> **DIRECTIONS**: Output every one of the entries below verbatim, keeping each line and its ordering unchanged.

------------

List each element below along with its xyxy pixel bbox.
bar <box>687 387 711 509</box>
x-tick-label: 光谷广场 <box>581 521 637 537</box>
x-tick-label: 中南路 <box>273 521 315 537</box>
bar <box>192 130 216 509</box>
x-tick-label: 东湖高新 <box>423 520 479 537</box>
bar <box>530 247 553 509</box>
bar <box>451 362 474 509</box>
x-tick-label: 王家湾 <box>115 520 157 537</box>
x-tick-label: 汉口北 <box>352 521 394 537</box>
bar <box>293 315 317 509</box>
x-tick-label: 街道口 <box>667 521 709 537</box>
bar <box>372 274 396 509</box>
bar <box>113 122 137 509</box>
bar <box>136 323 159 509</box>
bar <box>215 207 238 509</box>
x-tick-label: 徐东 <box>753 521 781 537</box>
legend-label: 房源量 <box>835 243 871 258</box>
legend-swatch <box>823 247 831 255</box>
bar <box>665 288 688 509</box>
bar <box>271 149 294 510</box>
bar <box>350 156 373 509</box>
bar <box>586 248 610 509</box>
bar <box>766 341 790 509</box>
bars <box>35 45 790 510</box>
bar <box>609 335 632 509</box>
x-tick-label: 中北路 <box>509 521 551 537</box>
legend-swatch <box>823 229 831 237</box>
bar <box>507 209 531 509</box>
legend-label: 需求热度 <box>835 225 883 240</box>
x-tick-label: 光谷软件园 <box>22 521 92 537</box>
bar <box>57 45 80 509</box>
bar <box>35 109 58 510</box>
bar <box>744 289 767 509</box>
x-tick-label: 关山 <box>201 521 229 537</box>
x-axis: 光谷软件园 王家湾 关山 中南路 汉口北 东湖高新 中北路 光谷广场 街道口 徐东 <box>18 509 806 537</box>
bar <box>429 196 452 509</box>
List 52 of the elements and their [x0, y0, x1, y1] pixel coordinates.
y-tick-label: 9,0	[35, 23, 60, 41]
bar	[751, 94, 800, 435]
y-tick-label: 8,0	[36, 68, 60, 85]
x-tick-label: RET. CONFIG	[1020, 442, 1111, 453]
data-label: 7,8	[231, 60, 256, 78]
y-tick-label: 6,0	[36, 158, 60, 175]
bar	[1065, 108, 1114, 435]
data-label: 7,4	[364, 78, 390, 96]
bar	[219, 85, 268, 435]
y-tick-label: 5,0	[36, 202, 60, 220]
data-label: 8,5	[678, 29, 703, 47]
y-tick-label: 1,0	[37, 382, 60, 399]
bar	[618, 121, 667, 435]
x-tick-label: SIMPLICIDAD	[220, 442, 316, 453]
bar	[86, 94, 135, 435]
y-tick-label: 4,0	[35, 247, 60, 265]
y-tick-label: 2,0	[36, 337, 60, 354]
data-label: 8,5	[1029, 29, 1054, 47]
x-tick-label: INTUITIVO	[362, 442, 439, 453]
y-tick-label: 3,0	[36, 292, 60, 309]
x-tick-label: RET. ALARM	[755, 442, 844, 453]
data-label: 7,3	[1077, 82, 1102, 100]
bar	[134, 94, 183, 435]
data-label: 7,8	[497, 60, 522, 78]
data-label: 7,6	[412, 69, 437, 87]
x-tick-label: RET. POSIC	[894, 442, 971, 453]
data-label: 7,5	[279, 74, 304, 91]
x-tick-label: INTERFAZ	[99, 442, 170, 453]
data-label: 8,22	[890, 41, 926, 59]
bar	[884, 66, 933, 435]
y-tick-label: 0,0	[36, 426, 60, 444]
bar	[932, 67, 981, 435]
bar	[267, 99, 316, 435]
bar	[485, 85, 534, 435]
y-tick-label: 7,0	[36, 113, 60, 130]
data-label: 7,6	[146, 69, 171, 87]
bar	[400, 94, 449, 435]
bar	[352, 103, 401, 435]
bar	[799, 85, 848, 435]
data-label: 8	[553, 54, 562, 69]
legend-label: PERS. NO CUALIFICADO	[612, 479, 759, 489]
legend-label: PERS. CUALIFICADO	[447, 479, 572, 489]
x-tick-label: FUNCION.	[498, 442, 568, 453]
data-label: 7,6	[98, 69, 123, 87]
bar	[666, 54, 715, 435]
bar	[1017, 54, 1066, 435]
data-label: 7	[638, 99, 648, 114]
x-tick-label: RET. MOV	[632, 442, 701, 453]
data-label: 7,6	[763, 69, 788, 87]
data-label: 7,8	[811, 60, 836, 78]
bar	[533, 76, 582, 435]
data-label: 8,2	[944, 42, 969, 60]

------------

> **RESPONSE BELOW**:
List each element below along with its xyxy pixel bbox.
bar <box>687 387 711 509</box>
x-tick-label: 光谷广场 <box>581 521 637 537</box>
x-tick-label: 中南路 <box>273 521 315 537</box>
bar <box>192 130 216 509</box>
x-tick-label: 东湖高新 <box>423 520 479 537</box>
bar <box>530 247 553 509</box>
bar <box>451 362 474 509</box>
x-tick-label: 王家湾 <box>115 520 157 537</box>
x-tick-label: 汉口北 <box>352 521 394 537</box>
bar <box>293 315 317 509</box>
x-tick-label: 街道口 <box>667 521 709 537</box>
bar <box>372 274 396 509</box>
bar <box>113 122 137 509</box>
bar <box>136 323 159 509</box>
bar <box>215 207 238 509</box>
x-tick-label: 徐东 <box>753 521 781 537</box>
legend-label: 房源量 <box>835 243 871 258</box>
legend-swatch <box>823 247 831 255</box>
bar <box>665 288 688 509</box>
bar <box>271 149 294 510</box>
bar <box>350 156 373 509</box>
bar <box>586 248 610 509</box>
bar <box>766 341 790 509</box>
bars <box>35 45 790 510</box>
bar <box>609 335 632 509</box>
x-tick-label: 中北路 <box>509 521 551 537</box>
legend-swatch <box>823 229 831 237</box>
bar <box>507 209 531 509</box>
legend-label: 需求热度 <box>835 225 883 240</box>
x-tick-label: 光谷软件园 <box>22 521 92 537</box>
bar <box>57 45 80 509</box>
bar <box>35 109 58 510</box>
bar <box>744 289 767 509</box>
x-tick-label: 关山 <box>201 521 229 537</box>
x-axis: 光谷软件园 王家湾 关山 中南路 汉口北 东湖高新 中北路 光谷广场 街道口 徐东 <box>18 509 806 537</box>
bar <box>429 196 452 509</box>
List 52 of the elements and their [x0, y0, x1, y1] pixel coordinates.
y-tick-label: 9,0	[35, 23, 60, 41]
bar	[751, 94, 800, 435]
y-tick-label: 8,0	[36, 68, 60, 85]
x-tick-label: RET. CONFIG	[1020, 442, 1111, 453]
data-label: 7,8	[231, 60, 256, 78]
y-tick-label: 6,0	[36, 158, 60, 175]
bar	[1065, 108, 1114, 435]
data-label: 7,4	[364, 78, 390, 96]
bar	[219, 85, 268, 435]
y-tick-label: 5,0	[36, 202, 60, 220]
data-label: 8,5	[678, 29, 703, 47]
y-tick-label: 1,0	[37, 382, 60, 399]
bar	[618, 121, 667, 435]
x-tick-label: SIMPLICIDAD	[220, 442, 316, 453]
bar	[86, 94, 135, 435]
y-tick-label: 4,0	[35, 247, 60, 265]
y-tick-label: 2,0	[36, 337, 60, 354]
data-label: 8,5	[1029, 29, 1054, 47]
x-tick-label: INTUITIVO	[362, 442, 439, 453]
y-tick-label: 3,0	[36, 292, 60, 309]
x-tick-label: RET. ALARM	[755, 442, 844, 453]
data-label: 7,3	[1077, 82, 1102, 100]
bar	[134, 94, 183, 435]
data-label: 7,8	[497, 60, 522, 78]
data-label: 7,6	[412, 69, 437, 87]
x-tick-label: RET. POSIC	[894, 442, 971, 453]
data-label: 7,5	[279, 74, 304, 91]
x-tick-label: INTERFAZ	[99, 442, 170, 453]
data-label: 8,22	[890, 41, 926, 59]
bar	[884, 66, 933, 435]
y-tick-label: 0,0	[36, 426, 60, 444]
bar	[932, 67, 981, 435]
bar	[267, 99, 316, 435]
bar	[485, 85, 534, 435]
y-tick-label: 7,0	[36, 113, 60, 130]
data-label: 7,6	[146, 69, 171, 87]
bar	[400, 94, 449, 435]
bar	[352, 103, 401, 435]
bar	[799, 85, 848, 435]
data-label: 8	[553, 54, 562, 69]
legend-label: PERS. NO CUALIFICADO	[612, 479, 759, 489]
legend-label: PERS. CUALIFICADO	[447, 479, 572, 489]
x-tick-label: FUNCION.	[498, 442, 568, 453]
data-label: 7,6	[98, 69, 123, 87]
bar	[666, 54, 715, 435]
bar	[1017, 54, 1066, 435]
data-label: 7	[638, 99, 648, 114]
x-tick-label: RET. MOV	[632, 442, 701, 453]
data-label: 7,6	[763, 69, 788, 87]
data-label: 7,8	[811, 60, 836, 78]
bar	[533, 76, 582, 435]
data-label: 8,2	[944, 42, 969, 60]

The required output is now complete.